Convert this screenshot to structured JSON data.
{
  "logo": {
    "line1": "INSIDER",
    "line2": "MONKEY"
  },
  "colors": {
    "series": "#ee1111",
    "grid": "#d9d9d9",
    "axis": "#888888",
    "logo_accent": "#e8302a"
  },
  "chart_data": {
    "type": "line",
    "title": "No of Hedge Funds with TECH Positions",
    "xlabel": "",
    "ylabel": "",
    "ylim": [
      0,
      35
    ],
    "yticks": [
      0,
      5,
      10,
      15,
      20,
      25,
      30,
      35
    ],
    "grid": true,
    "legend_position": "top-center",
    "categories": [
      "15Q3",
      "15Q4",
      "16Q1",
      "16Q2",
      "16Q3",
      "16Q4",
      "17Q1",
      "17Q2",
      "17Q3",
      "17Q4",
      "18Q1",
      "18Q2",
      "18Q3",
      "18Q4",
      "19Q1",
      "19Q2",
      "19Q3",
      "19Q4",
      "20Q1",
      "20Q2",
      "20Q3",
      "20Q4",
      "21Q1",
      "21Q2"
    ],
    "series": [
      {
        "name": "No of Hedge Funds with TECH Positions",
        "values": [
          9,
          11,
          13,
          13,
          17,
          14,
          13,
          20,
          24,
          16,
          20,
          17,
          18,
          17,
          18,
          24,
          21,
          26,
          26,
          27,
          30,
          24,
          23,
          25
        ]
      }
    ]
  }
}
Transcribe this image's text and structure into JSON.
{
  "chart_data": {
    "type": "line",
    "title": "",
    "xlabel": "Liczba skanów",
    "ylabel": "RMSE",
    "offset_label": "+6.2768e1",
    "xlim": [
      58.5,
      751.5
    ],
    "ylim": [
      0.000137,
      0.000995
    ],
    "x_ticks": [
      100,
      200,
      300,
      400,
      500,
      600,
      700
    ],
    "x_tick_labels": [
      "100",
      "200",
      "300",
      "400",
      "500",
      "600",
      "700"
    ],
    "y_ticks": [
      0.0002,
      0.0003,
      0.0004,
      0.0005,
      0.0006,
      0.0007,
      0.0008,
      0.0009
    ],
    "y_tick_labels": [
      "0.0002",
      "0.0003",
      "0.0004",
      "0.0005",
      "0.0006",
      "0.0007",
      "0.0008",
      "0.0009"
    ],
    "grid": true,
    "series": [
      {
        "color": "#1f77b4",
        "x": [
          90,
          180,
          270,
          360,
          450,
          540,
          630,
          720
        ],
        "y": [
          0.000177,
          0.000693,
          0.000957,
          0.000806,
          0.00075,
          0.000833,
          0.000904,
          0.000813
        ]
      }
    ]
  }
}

→ **GIVEN PROBLEM**:
Copy out all lines above that include the string "Positions".

→ **PROBLEM SOLUTION**:
    "title": "No of Hedge Funds with TECH Positions",
        "name": "No of Hedge Funds with TECH Positions",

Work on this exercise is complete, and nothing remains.